INSTRUÇÕES DE TRABALHO ▸ Prossiga com a reportagem sobre a entrevista da senadora Heloísa Helena, começando logo após a última frase apresentada.

TRECHO DA FONTE ▸
□ □ □ □ □

Título: HELOÍSA NEGA POSSIBILIDADE DE VOLTA DA INFLAÇÃO
Autor: José Meirelles Passos/Lydia Medeiros/Cássio Bruno
Fonte: O Globo, 19/09/2006, O País, p. 18

Candidata discute em entrevista na TV Globo e erra ao falar de política externa com correspondentes estrangeiros

Sem conseguir explicar exatamente por que, a senadora Heloísa Helena, candidata do PSOL à Presidência da República, afirmou em entrevista ao "Bom Dia Brasil", da TV Globo, que é impossível a ocorrência de um surto inflacionário no Brasil. Num estilo próximo à retórica do presidente Lula, ela foi taxativa:

- Não haverá, porque nunca na história do Brasil nem na história da humanidade aconteceu um surto inflacionário isoladamente em um país - disse, ao responder pergunta sobre a hipótese de volta da alta dos preços com a reposição salarial mensal da inflação, prevista no programa do PSOL.

O debate sobre as idéias da candidata para a economia levou a uma discussão dura entre ela e a jornalista Miriam Leitão, que participou da entrevista. Miriam lembrou que não é verdade a idéia de que a inflação só existe num país se todos os demais também tiverem o problema.

- Nós vivemos um período de inflação de 30 anos, e o mundo inteiro tinha inflação baixa... - disse a jornalista.

- Não. Não é verdade - rebateu Heloísa.

Senadora diz que não fará terrorismo com inflação

Miriam citou como exemplos a Turquia e a Venezuela, com inflação acima de 10%, mas a candidata manteve sua posição. Miriam insistiu no risco:

- Nesse momento não há, mas pode haver.

- No meu governo não haverá - disse Heloísa.

- A senhora é quem decide? - provocou Miriam.

- Não é uma vontade soberana, é que as regras do mercado estabelecem isso - disse a candidata. - Não vamos fazer terrorismo da volta da inflação porque não haverá.

Em outro momento, ao falar de Previdência, Heloísa voltou a discutir duramente. A jornalista lembrou que a senadora brigara com o PT quando o governo propôs a redução das maiores aposentadorias:

- Essa é a sua forma de defender os mais pobres Ö brigar pelo direito de quem ganhar mais no sistema previdenciário? - perguntou Miriam.

- Isso é impossível. Meu Deus, estou impressionada com essa colocação. Realmente, os aprendizes de (Joseph) Goebbels, que era o publicitário de estimação de (Adolph) Hitler, que dizia que "mentira repetida muitas vezes vira verdade"...

Miriam retrucou:

- A senhora está dizendo que eu estou mentindo?

- Não, não. Eu estou dizendo que eles enganaram.

Candidata cobra investigação de dossiê

No calçadão de Bangu, em corpo a corpo, Heloísa cobrou que a Polícia Federal investigue não só a origem de R$1,7 milhão que seria usado na compra de um dossiê contra o candidato do PSDB ao governo de São Paulo José Serra, mas todos os escândalos de corrupção.

□ □ □ □ □

LINHAS DE DADOS ▸
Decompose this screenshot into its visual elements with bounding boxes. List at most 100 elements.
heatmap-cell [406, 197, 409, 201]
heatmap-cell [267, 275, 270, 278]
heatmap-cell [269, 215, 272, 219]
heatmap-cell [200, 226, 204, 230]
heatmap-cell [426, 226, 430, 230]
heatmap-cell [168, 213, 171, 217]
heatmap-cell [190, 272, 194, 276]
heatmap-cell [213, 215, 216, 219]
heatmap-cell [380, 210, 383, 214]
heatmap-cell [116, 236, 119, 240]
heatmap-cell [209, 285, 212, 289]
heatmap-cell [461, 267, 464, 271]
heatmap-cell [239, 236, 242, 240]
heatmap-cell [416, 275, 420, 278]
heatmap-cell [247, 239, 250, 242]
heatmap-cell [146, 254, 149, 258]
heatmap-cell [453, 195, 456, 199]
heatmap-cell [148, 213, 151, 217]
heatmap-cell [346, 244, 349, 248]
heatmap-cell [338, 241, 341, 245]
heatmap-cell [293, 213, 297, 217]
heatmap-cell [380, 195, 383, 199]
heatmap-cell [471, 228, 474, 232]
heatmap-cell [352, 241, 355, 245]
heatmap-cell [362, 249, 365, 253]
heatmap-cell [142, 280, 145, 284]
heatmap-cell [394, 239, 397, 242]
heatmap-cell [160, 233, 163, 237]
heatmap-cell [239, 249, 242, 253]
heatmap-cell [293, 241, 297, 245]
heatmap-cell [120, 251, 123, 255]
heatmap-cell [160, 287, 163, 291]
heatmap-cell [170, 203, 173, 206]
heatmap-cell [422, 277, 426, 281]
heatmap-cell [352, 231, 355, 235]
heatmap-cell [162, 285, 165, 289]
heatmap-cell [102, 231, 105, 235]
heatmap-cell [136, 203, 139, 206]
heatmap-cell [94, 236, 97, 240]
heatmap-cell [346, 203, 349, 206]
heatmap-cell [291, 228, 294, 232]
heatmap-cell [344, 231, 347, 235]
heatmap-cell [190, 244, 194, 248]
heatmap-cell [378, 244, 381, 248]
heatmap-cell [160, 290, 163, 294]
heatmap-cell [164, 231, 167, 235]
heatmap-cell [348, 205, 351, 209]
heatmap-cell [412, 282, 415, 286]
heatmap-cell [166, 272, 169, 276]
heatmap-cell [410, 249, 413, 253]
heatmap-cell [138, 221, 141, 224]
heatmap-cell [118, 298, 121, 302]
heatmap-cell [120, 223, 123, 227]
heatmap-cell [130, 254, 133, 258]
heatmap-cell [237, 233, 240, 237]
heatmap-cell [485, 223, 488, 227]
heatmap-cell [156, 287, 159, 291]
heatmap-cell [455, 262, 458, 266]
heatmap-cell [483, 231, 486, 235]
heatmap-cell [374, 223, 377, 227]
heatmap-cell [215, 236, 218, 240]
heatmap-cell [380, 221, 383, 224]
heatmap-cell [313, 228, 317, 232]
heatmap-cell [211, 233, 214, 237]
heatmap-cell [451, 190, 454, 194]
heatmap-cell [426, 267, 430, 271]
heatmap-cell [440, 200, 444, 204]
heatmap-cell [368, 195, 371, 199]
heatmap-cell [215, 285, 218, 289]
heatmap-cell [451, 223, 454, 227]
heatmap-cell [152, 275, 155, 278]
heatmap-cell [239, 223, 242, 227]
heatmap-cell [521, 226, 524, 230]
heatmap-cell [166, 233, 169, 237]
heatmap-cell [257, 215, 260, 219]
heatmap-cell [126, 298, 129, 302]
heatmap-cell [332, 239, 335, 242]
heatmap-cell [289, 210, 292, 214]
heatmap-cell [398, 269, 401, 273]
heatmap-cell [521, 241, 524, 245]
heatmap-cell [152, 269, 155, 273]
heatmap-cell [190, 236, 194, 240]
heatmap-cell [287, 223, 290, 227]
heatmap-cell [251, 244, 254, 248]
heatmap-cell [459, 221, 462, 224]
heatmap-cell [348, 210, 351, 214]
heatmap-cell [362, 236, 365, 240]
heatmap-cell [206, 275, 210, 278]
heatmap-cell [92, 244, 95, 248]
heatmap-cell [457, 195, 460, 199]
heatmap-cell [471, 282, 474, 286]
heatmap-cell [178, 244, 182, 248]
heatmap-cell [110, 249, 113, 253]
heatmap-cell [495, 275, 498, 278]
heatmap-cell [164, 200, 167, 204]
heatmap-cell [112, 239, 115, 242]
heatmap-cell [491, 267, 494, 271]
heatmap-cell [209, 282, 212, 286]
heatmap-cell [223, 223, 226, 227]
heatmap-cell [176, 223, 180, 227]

□ □ □ □ □

RESPOSTA DA TAREFA ▸
- São dólares nas peças íntimas do vestuário feminino, são milhões de reais onde ninguém sabe de onde é. Precisamos saber se esse dinheiro é da corrupção, se foi roubado de algum lugar clandestino ou se é do narcotráfico e do crime organizado. Não é possível que não se identifique tanto dinheiro rolando.

Ainda de manhã, ela revelou, em entrevista na Associação dos Correspondentes de Imprensa Estrangeira (Acie), que sua estratégia se apóia sobre dois pilares: a intuição e a especulação. Disse que devido à falta de recursos para contratar pesquisas qualitativas, é intuindo e especulando que tem "certeza absoluta" que disputará o segundo turno com o presidente Luiz Inácio Lula da Silva.

Ao falar de política externa, disse que "meninas brasileiras que tentam melhorar de vida" entrando clandestinamente nos Estados Unidos, fugindo "do capitalismo perverso e cruel do Brasil para a terra da liberdade", são barradas por um muro na fronteira do México com os EUA "que é pior que o muro de Berlim". E completou:

- Quem tenta passar por esse muro é morto por choques elétricos ou então fuzilado.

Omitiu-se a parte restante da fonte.